[WORK TO BE COMPLETED] Quote the records in full and leave their pictures out.
◆ ◆ ◆ ◆
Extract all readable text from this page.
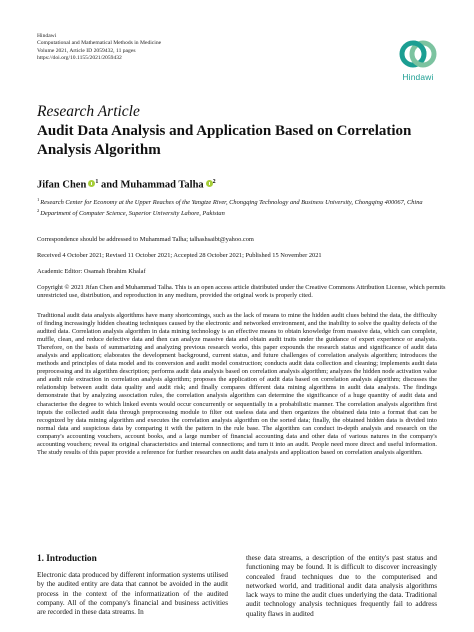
Hindawi
Computational and Mathematical Methods in Medicine
Volume 2021, Article ID 2059432, 11 pages
https://doi.org/10.1155/2021/2059432
Hindawi
Research Article
Audit Data Analysis and Application Based on Correlation Analysis Algorithm
Jifan Chen $^1$ and Muhammad Talha $^2$
$^1$Research Center for Economy at the Upper Reaches of the Yangtze River, Chongqing Technology and Business University, Chongqing 400067, China
$^2$Department of Computer Science, Superior University Lahore, Pakistan
Correspondence should be addressed to Muhammad Talha; talhashsaibt@yahoo.com
Received 4 October 2021; Revised 11 October 2021; Accepted 28 October 2021; Published 15 November 2021
Academic Editor: Osamah Ibrahim Khalaf
Copyright © 2021 Jifan Chen and Muhammad Talha. This is an open access article distributed under the Creative Commons Attribution License, which permits unrestricted use, distribution, and reproduction in any medium, provided the original work is properly cited.
Traditional audit data analysis algorithms have many shortcomings, such as the lack of means to mine the hidden audit clues behind the data, the difficulty of finding increasingly hidden cheating techniques caused by the electronic and networked environment, and the inability to solve the quality defects of the audited data. Correlation analysis algorithm in data mining technology is an effective means to obtain knowledge from massive data, which can complete, muffle, clean, and reduce defective data and then can analyze massive data and obtain audit traits under the guidance of expert experience or analysts. Therefore, on the basis of summarizing and analyzing previous research works, this paper expounds the research status and significance of audit data analysis and application; elaborates the development background, current status, and future challenges of correlation analysis algorithm; introduces the methods and principles of data model and its conversion and audit model construction; conducts audit data collection and cleaning; implements audit data preprocessing and its algorithm description; performs audit data analysis based on correlation analysis algorithm; analyzes the hidden node activation value and audit rule extraction in correlation analysis algorithm; proposes the application of audit data based on correlation analysis algorithm; discusses the relationship between audit data quality and audit risk; and finally compares different data mining algorithms in audit data analysis. The findings demonstrate that by analyzing association rules, the correlation analysis algorithm can determine the significance of a huge quantity of audit data and characterise the degree to which linked events would occur concurrently or sequentially in a probabilistic manner. The correlation analysis algorithm first inputs the collected audit data through preprocessing module to filter out useless data and then organizes the obtained data into a format that can be recognized by data mining algorithm and executes the correlation analysis algorithm on the sorted data; finally, the obtained hidden data is divided into normal data and suspicious data by comparing it with the pattern in the rule base. The algorithm can conduct in-depth analysis and research on the company's accounting vouchers, account books, and a large number of financial accounting data and other data of various natures in the company's accounting vouchers; reveal its original characteristics and internal connections; and turn it into an audit. People need more direct and useful information. The study results of this paper provide a reference for further researches on audit data analysis and application based on correlation analysis algorithm.
1. Introduction
Electronic data produced by different information systems utilised by the audited entity are data that cannot be avoided in the audit process in the context of the informatization of the audited company. All of the company's financial and business activities are recorded in these data streams. In
these data streams, a description of the entity's past status and functioning may be found. It is difficult to discover increasingly concealed fraud techniques due to the computerised and networked world, and traditional audit data analysis algorithms lack ways to mine the audit clues underlying the data. Traditional audit technology analysis techniques frequently fail to address quality flaws in audited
◆ ◆ ◆ ◆
[ANSWER TO THIS TASK]
Extract all readable text from this page.
Hindawi
Computational and Mathematical Methods in Medicine
Volume 2021, Article ID 2059432, 11 pages
https://doi.org/10.1155/2021/2059432
Hindawi
Research Article
Audit Data Analysis and Application Based on Correlation Analysis Algorithm
Jifan Chen $^1$ and Muhammad Talha $^2$
$^1$Research Center for Economy at the Upper Reaches of the Yangtze River, Chongqing Technology and Business University, Chongqing 400067, China
$^2$Department of Computer Science, Superior University Lahore, Pakistan
Correspondence should be addressed to Muhammad Talha; talhashsaibt@yahoo.com
Received 4 October 2021; Revised 11 October 2021; Accepted 28 October 2021; Published 15 November 2021
Academic Editor: Osamah Ibrahim Khalaf
Copyright © 2021 Jifan Chen and Muhammad Talha. This is an open access article distributed under the Creative Commons Attribution License, which permits unrestricted use, distribution, and reproduction in any medium, provided the original work is properly cited.
Traditional audit data analysis algorithms have many shortcomings, such as the lack of means to mine the hidden audit clues behind the data, the difficulty of finding increasingly hidden cheating techniques caused by the electronic and networked environment, and the inability to solve the quality defects of the audited data. Correlation analysis algorithm in data mining technology is an effective means to obtain knowledge from massive data, which can complete, muffle, clean, and reduce defective data and then can analyze massive data and obtain audit traits under the guidance of expert experience or analysts. Therefore, on the basis of summarizing and analyzing previous research works, this paper expounds the research status and significance of audit data analysis and application; elaborates the development background, current status, and future challenges of correlation analysis algorithm; introduces the methods and principles of data model and its conversion and audit model construction; conducts audit data collection and cleaning; implements audit data preprocessing and its algorithm description; performs audit data analysis based on correlation analysis algorithm; analyzes the hidden node activation value and audit rule extraction in correlation analysis algorithm; proposes the application of audit data based on correlation analysis algorithm; discusses the relationship between audit data quality and audit risk; and finally compares different data mining algorithms in audit data analysis. The findings demonstrate that by analyzing association rules, the correlation analysis algorithm can determine the significance of a huge quantity of audit data and characterise the degree to which linked events would occur concurrently or sequentially in a probabilistic manner. The correlation analysis algorithm first inputs the collected audit data through preprocessing module to filter out useless data and then organizes the obtained data into a format that can be recognized by data mining algorithm and executes the correlation analysis algorithm on the sorted data; finally, the obtained hidden data is divided into normal data and suspicious data by comparing it with the pattern in the rule base. The algorithm can conduct in-depth analysis and research on the company's accounting vouchers, account books, and a large number of financial accounting data and other data of various natures in the company's accounting vouchers; reveal its original characteristics and internal connections; and turn it into an audit. People need more direct and useful information. The study results of this paper provide a reference for further researches on audit data analysis and application based on correlation analysis algorithm.
1. Introduction
Electronic data produced by different information systems utilised by the audited entity are data that cannot be avoided in the audit process in the context of the informatization of the audited company. All of the company's financial and business activities are recorded in these data streams. In
these data streams, a description of the entity's past status and functioning may be found. It is difficult to discover increasingly concealed fraud techniques due to the computerised and networked world, and traditional audit data analysis algorithms lack ways to mine the audit clues underlying the data. Traditional audit technology analysis techniques frequently fail to address quality flaws in audited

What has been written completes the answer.